__DOEL 1__: Schrijf alsjeblieft uit de tekst over Turkse troepen in Irak het stuk van "Op 1 maart jongstleden" tot "oorlog tegen Irak." woordelijk over.
__DOEL 2__:
Beantwoord deze vragen met de tekst over Turkse troepen in Irak:
(a) Op welke datum droeg het Turkse parlement de autoriteit om troepen te sturen aan de regering over?
(b) Hoeveel Amerikaanse troepen wilde het regeringsvoorstel van 1 maart op Turks grondgebied toelaten?
(c) Hoeveel leden van de AKP stemden tegen de partijlijn in?

__TEKSTGEDEELTE__:

┄┄┄┄┄┄┄┄┄┄

De beslissingsprocedure over het al dan niet sturen van Turkse troepen naar Irak is een lange soap geworden. Op 7 oktober dachten velen dat de zaak beklonken was. Toen droeg het Turkse parlement de autoriteit om troepen te sturen aan de regering over. Maar ironisch genoeg keerden de kansen dezelfde dag, wanneer bekend raakt dat de voorlopige regeringsraad van Irak zich unaniem tegen de komst van de Turken keert. Deze evolutie heeft de Amerikanen er voorlopig van overtuigd dat ze met Turkse soldaten in Irak meer te verliezen dan te winnen hebben.
Op 1 maart jongstleden kreeg het Turks parlement wereldfaam. Toen verwierp het een regeringsvoorstel om 60.000 Amerikaanse troepen toe te laten op Turks grondgebied. Liefst honderd leden van de regeringspartij AKP (Partij van de Rechtvaardigheid en de Vooruitgang) stemden tegen de partijlijn in. Het betekende het einde van de Amerikaanse plannen om een noordelijk front te vormen in de oorlog tegen Irak.

┄┄┄┄┄┄┄┄┄┄

__GEGEVENSDEEL__:
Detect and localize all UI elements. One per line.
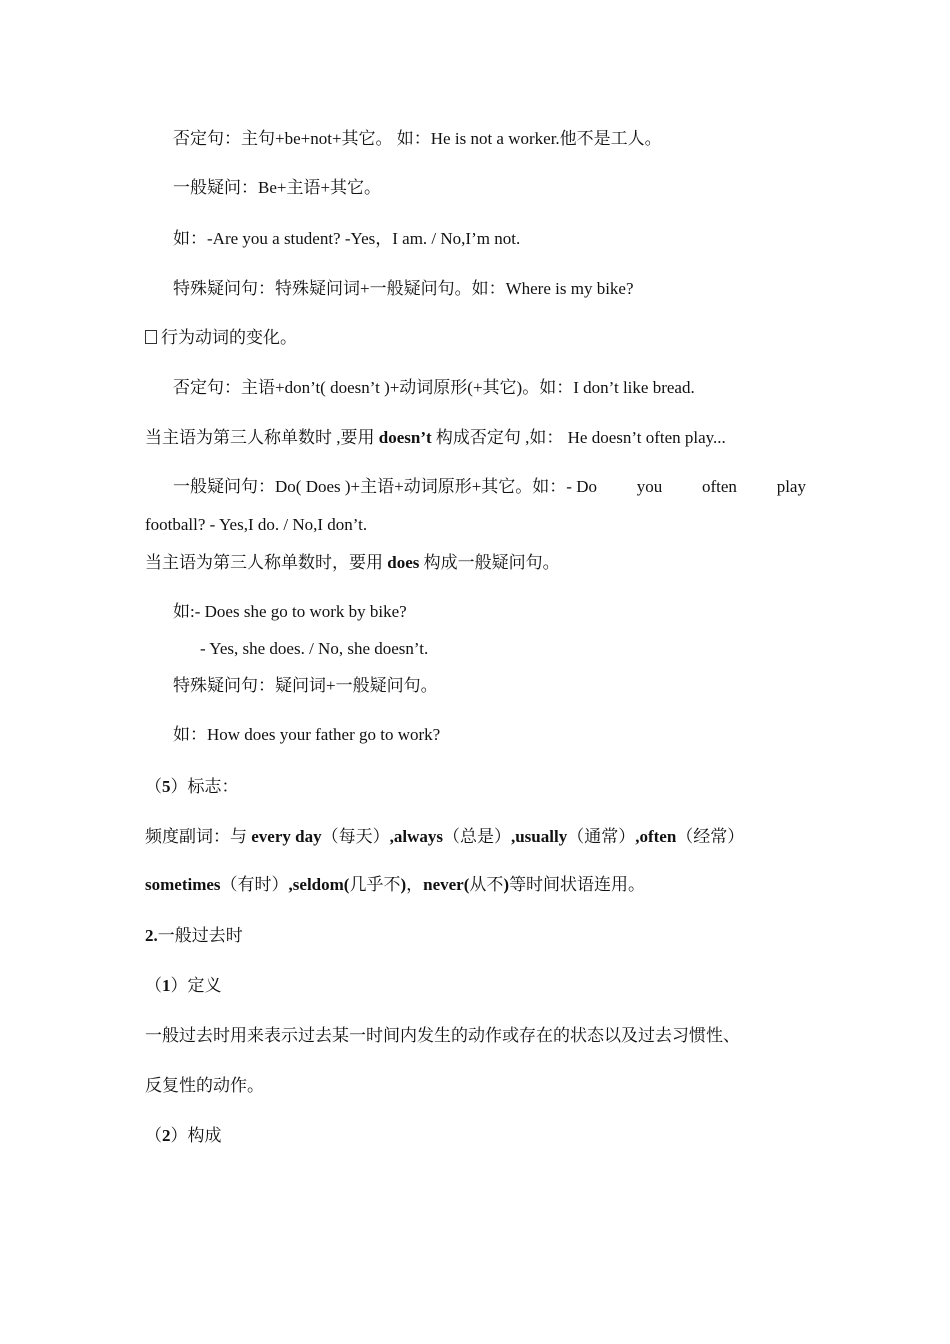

┄┄┄┄┄┄┄┄┄┄

__JUIST RESULTAAT 1__:
Op 1 maart jongstleden kreeg het Turks parlement wereldfaam. Toen verwierp het een regeringsvoorstel om 60.000 Amerikaanse troepen toe te laten op Turks grondgebied. Liefst honderd leden van de regeringspartij AKP (Partij van de Rechtvaardigheid en de Vooruitgang) stemden tegen de partijlijn in. Het betekende het einde van de Amerikaanse plannen om een noordelijk front te vormen in de oorlog tegen Irak.

__JUIST RESULTAAT 2__:
(a) Op 7 oktober.
(b) 60.000.
(c) Honderd.